REQUEST: Which lines have the string "with"? Copy all of them from the entries below.

ENTRIES PROVIDED:
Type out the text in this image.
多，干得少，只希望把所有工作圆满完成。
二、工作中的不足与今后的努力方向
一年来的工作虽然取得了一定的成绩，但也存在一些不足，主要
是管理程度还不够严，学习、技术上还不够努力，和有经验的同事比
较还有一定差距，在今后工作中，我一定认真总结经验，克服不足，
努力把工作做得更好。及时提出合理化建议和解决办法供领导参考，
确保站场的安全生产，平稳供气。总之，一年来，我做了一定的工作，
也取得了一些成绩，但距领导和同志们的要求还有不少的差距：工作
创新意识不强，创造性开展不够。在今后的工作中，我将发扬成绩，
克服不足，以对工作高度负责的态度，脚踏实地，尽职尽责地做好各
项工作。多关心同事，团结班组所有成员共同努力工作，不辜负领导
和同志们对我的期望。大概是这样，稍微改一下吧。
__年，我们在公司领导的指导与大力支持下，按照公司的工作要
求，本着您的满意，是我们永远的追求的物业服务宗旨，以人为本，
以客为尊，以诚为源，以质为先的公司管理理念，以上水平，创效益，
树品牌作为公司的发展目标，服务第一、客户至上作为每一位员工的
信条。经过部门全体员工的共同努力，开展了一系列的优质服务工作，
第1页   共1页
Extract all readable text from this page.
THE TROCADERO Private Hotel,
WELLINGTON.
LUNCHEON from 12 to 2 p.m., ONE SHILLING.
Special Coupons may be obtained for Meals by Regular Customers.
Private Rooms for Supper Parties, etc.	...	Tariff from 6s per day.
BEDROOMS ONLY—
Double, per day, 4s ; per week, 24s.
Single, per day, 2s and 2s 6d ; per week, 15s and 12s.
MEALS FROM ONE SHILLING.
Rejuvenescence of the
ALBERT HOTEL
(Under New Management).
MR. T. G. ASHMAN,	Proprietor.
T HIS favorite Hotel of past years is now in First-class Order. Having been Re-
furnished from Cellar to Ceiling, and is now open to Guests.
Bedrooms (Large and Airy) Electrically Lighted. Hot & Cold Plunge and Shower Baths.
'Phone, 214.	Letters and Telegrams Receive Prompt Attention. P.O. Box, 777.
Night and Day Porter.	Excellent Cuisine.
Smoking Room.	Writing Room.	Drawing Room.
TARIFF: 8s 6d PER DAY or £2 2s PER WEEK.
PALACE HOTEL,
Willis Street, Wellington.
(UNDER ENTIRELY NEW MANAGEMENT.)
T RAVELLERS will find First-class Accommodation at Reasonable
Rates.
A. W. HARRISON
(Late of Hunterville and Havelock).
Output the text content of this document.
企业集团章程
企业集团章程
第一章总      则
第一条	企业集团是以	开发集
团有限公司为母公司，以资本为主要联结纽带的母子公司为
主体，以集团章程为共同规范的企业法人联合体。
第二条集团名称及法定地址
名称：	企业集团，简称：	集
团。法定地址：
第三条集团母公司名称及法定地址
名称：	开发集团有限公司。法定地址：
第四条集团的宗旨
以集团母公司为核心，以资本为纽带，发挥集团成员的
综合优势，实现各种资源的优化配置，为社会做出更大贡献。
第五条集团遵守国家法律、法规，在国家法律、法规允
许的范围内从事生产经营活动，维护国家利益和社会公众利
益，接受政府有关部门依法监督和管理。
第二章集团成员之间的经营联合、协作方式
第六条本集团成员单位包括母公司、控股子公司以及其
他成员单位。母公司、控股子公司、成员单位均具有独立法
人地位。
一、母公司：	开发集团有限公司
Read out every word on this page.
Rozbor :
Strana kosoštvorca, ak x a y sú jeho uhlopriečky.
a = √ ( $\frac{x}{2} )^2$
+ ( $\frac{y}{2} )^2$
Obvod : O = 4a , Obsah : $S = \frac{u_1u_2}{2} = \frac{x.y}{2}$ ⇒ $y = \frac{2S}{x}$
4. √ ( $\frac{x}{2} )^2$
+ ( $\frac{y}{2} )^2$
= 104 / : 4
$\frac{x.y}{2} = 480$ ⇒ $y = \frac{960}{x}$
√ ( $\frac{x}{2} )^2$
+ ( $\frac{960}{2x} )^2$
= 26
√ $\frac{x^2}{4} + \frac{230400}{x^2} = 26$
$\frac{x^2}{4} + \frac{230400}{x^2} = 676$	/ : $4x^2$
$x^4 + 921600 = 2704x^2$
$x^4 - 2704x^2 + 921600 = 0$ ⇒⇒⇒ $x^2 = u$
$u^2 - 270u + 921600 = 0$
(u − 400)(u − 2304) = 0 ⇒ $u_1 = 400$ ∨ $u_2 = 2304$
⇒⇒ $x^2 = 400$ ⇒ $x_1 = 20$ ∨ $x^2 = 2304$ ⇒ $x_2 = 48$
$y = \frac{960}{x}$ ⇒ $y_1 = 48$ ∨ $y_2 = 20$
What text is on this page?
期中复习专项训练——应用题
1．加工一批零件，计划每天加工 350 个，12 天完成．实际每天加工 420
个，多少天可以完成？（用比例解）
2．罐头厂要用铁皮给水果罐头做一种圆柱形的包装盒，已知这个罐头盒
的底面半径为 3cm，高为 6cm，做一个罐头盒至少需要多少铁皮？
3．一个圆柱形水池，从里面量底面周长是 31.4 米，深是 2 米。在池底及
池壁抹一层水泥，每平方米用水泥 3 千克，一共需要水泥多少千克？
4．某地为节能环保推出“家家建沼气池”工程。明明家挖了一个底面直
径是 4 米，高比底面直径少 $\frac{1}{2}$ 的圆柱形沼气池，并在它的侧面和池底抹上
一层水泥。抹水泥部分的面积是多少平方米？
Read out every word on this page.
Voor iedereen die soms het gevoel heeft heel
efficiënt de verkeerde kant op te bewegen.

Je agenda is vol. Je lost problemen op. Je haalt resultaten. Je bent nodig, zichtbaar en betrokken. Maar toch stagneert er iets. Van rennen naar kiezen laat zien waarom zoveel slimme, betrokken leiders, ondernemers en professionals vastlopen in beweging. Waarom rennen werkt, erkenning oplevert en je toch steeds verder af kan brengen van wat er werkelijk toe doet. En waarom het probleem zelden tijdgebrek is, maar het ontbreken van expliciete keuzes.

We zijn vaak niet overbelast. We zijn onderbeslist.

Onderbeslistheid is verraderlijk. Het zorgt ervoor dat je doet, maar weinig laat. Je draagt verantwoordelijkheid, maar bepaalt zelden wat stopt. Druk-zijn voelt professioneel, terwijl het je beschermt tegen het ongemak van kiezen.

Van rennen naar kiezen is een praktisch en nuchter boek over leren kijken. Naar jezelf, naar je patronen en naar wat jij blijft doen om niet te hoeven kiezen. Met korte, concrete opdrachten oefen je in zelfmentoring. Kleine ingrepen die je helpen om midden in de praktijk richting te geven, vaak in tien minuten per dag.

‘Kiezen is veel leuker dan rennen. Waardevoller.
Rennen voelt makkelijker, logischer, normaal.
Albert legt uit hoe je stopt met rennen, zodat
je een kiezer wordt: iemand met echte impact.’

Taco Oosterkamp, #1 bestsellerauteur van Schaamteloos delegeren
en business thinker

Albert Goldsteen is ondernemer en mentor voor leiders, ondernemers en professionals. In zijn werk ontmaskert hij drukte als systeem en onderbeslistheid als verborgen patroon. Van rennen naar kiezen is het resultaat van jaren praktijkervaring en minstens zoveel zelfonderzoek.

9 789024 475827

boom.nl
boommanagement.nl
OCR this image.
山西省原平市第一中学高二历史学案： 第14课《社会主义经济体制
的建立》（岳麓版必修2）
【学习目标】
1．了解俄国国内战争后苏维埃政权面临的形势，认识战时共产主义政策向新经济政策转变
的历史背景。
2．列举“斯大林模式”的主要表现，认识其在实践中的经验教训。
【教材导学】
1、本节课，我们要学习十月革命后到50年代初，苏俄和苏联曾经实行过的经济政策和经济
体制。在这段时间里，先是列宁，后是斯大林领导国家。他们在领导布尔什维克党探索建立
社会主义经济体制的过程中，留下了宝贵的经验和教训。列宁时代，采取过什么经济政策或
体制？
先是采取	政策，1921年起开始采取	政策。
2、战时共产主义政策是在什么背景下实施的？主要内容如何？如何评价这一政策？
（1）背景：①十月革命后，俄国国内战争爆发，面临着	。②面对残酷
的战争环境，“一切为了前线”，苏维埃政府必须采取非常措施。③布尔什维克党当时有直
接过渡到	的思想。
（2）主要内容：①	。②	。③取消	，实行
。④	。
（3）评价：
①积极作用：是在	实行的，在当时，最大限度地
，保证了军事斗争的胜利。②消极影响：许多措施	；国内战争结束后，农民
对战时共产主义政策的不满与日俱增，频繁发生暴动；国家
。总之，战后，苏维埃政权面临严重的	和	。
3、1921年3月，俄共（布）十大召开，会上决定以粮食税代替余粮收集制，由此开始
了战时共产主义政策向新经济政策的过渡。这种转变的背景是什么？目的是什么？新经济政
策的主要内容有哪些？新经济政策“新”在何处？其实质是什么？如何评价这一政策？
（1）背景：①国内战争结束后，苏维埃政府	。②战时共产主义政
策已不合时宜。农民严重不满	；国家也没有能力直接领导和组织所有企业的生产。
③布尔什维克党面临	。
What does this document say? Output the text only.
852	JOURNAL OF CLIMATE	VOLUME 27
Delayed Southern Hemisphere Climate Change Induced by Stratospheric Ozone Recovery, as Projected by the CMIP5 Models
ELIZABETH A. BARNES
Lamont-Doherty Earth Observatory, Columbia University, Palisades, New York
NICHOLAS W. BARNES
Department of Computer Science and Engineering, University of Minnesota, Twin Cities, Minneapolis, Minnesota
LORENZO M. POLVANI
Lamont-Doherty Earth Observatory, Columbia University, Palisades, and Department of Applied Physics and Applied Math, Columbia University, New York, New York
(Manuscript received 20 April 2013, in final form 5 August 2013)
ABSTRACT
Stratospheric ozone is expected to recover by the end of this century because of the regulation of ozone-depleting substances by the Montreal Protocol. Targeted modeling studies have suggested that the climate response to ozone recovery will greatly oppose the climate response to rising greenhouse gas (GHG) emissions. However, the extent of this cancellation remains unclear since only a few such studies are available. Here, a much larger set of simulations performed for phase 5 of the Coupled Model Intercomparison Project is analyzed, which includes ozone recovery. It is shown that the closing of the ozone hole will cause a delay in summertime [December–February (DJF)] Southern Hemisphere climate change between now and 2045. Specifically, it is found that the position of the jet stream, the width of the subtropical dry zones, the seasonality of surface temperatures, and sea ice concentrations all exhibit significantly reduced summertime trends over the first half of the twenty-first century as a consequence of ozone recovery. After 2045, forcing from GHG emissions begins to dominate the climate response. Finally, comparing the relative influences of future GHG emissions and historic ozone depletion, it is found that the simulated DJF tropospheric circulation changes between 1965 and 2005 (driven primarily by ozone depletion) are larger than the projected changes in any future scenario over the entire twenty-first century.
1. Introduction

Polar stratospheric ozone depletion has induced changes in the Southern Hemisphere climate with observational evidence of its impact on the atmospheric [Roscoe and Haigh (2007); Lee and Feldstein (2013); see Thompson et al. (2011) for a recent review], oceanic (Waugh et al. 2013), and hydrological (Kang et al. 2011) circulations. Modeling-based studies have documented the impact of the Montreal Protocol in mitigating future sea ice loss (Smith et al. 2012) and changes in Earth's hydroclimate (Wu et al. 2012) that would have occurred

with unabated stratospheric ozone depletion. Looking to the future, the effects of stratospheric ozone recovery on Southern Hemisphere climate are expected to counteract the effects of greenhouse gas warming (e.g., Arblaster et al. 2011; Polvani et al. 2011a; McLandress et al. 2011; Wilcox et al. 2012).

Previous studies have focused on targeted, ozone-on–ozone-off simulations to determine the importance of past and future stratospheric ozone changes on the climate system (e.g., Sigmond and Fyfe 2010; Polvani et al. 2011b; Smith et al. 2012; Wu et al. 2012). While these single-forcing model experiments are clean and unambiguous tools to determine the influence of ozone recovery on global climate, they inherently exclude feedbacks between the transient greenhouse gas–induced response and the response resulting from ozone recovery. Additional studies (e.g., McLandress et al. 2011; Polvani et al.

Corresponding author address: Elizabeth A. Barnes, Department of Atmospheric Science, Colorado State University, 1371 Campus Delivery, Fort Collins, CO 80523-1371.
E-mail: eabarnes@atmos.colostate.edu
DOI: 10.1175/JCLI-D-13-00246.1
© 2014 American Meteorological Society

WRITTEN ANSWER:
Polar stratospheric ozone depletion has induced changes in the Southern Hemisphere climate with observational evidence of its impact on the atmospheric [Roscoe and Haigh (2007); Lee and Feldstein (2013); see Thompson et al. (2011) for a recent review], oceanic (Waugh et al. 2013), and hydrological (Kang et al. 2011) circulations. Modeling-based studies have documented the impact of the Montreal Protocol in mitigating future sea ice loss (Smith et al. 2012) and changes in Earth's hydroclimate (Wu et al. 2012) that would have occurred
with unabated stratospheric ozone depletion. Looking to the future, the effects of stratospheric ozone recovery on Southern Hemisphere climate are expected to counteract the effects of greenhouse gas warming (e.g., Arblaster et al. 2011; Polvani et al. 2011a; McLandress et al. 2011; Wilcox et al. 2012).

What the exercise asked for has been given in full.